Below are some records: retype them all exactly, but not the pictures.

Figure data in JSON
----------

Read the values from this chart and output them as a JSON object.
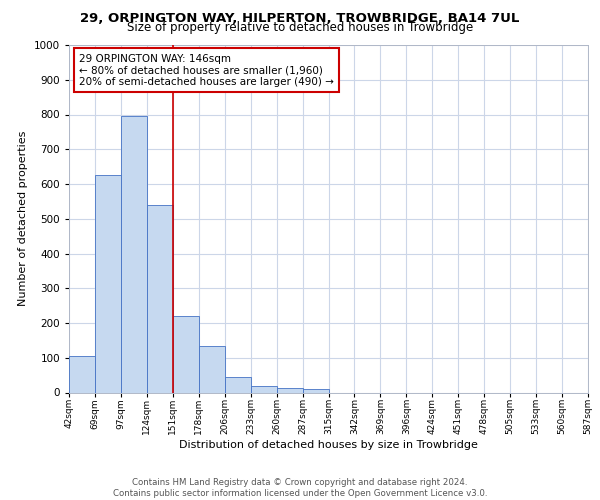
{
  "title1": "29, ORPINGTON WAY, HILPERTON, TROWBRIDGE, BA14 7UL",
  "title2": "Size of property relative to detached houses in Trowbridge",
  "xlabel": "Distribution of detached houses by size in Trowbridge",
  "ylabel": "Number of detached properties",
  "bar_values": [
    105,
    625,
    795,
    540,
    220,
    135,
    45,
    20,
    13,
    10,
    0,
    0,
    0,
    0,
    0,
    0,
    0,
    0,
    0,
    0
  ],
  "bin_labels": [
    "42sqm",
    "69sqm",
    "97sqm",
    "124sqm",
    "151sqm",
    "178sqm",
    "206sqm",
    "233sqm",
    "260sqm",
    "287sqm",
    "315sqm",
    "342sqm",
    "369sqm",
    "396sqm",
    "424sqm",
    "451sqm",
    "478sqm",
    "505sqm",
    "533sqm",
    "560sqm",
    "587sqm"
  ],
  "bar_color": "#c6d9f0",
  "bar_edge_color": "#4472c4",
  "vline_x": 4,
  "vline_color": "#cc0000",
  "annotation_text": "29 ORPINGTON WAY: 146sqm\n← 80% of detached houses are smaller (1,960)\n20% of semi-detached houses are larger (490) →",
  "annotation_box_color": "#ffffff",
  "annotation_box_edge": "#cc0000",
  "ylim": [
    0,
    1000
  ],
  "yticks": [
    0,
    100,
    200,
    300,
    400,
    500,
    600,
    700,
    800,
    900,
    1000
  ],
  "footer": "Contains HM Land Registry data © Crown copyright and database right 2024.\nContains public sector information licensed under the Open Government Licence v3.0.",
  "background_color": "#ffffff",
  "grid_color": "#ccd6e8"
}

----------

**Full response:**
Read the values from this chart and output them as a JSON object.
{
  "title1": "29, ORPINGTON WAY, HILPERTON, TROWBRIDGE, BA14 7UL",
  "title2": "Size of property relative to detached houses in Trowbridge",
  "xlabel": "Distribution of detached houses by size in Trowbridge",
  "ylabel": "Number of detached properties",
  "bar_values": [
    105,
    625,
    795,
    540,
    220,
    135,
    45,
    20,
    13,
    10,
    0,
    0,
    0,
    0,
    0,
    0,
    0,
    0,
    0,
    0
  ],
  "bin_labels": [
    "42sqm",
    "69sqm",
    "97sqm",
    "124sqm",
    "151sqm",
    "178sqm",
    "206sqm",
    "233sqm",
    "260sqm",
    "287sqm",
    "315sqm",
    "342sqm",
    "369sqm",
    "396sqm",
    "424sqm",
    "451sqm",
    "478sqm",
    "505sqm",
    "533sqm",
    "560sqm",
    "587sqm"
  ],
  "bar_color": "#c6d9f0",
  "bar_edge_color": "#4472c4",
  "vline_x": 4,
  "vline_color": "#cc0000",
  "annotation_text": "29 ORPINGTON WAY: 146sqm\n← 80% of detached houses are smaller (1,960)\n20% of semi-detached houses are larger (490) →",
  "annotation_box_color": "#ffffff",
  "annotation_box_edge": "#cc0000",
  "ylim": [
    0,
    1000
  ],
  "yticks": [
    0,
    100,
    200,
    300,
    400,
    500,
    600,
    700,
    800,
    900,
    1000
  ],
  "footer": "Contains HM Land Registry data © Crown copyright and database right 2024.\nContains public sector information licensed under the Open Government Licence v3.0.",
  "background_color": "#ffffff",
  "grid_color": "#ccd6e8"
}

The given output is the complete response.